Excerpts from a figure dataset
----------
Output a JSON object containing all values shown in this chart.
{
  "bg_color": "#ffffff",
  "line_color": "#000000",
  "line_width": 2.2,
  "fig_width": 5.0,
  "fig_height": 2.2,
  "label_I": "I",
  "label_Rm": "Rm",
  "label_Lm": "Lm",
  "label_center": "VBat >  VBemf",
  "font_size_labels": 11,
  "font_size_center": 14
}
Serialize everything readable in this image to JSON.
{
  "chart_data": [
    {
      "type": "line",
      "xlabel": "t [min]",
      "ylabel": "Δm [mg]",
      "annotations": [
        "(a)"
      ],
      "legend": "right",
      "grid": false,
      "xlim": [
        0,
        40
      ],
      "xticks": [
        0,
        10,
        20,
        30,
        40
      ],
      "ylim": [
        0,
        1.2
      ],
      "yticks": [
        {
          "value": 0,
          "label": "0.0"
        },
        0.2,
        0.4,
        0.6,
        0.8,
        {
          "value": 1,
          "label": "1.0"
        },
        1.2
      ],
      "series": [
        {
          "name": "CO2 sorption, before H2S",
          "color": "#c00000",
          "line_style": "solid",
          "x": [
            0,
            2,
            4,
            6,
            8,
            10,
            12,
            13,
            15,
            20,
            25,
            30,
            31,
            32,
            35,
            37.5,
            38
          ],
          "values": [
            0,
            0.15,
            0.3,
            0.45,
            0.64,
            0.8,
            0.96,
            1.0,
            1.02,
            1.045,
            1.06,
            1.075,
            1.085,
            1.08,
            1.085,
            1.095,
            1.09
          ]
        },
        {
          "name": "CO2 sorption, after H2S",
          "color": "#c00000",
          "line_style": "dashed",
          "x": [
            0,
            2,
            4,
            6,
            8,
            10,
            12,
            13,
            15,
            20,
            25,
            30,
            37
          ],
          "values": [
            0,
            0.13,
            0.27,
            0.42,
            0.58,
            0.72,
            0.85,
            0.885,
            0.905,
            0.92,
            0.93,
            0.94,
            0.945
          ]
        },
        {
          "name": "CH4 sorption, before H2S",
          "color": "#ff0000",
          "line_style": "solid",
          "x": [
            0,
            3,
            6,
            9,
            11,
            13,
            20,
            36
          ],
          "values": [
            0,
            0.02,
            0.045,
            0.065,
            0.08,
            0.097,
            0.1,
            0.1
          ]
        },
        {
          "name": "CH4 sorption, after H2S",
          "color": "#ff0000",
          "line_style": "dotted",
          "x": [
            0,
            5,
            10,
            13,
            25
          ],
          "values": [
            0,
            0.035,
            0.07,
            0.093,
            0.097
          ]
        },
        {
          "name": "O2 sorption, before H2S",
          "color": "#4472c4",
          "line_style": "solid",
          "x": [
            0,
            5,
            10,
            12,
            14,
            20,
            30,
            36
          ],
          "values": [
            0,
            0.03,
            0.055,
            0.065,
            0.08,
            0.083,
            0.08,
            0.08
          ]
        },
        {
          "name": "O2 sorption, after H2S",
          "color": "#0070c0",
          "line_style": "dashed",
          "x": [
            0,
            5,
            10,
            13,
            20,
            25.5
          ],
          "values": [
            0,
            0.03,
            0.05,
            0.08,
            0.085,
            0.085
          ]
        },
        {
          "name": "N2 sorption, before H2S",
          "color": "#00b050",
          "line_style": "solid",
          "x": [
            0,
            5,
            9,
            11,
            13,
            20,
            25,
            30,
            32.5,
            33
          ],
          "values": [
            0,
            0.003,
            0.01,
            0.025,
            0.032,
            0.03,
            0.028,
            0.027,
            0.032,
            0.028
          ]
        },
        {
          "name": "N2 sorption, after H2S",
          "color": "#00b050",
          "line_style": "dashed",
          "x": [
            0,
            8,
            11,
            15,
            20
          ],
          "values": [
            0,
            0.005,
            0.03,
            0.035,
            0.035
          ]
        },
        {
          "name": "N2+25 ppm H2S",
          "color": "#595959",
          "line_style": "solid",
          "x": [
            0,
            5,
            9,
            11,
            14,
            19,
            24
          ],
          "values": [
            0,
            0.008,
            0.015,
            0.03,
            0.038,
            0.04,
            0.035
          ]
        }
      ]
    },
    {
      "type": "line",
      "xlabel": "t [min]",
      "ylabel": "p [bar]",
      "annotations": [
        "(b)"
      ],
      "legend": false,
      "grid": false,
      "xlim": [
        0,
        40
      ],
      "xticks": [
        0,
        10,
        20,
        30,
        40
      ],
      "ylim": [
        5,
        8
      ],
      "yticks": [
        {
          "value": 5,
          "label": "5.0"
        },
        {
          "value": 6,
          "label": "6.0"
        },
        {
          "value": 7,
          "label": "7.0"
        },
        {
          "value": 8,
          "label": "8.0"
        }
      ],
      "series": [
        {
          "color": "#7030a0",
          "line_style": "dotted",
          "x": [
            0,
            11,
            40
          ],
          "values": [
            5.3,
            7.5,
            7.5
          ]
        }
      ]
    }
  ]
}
----------
## WHAT YOU SHOULD DO
Pull out all lines from the entries above that include the word "this".

## EXERCISE RESULT
Output a JSON object containing all values shown in this chart.
Serialize everything readable in this image to JSON.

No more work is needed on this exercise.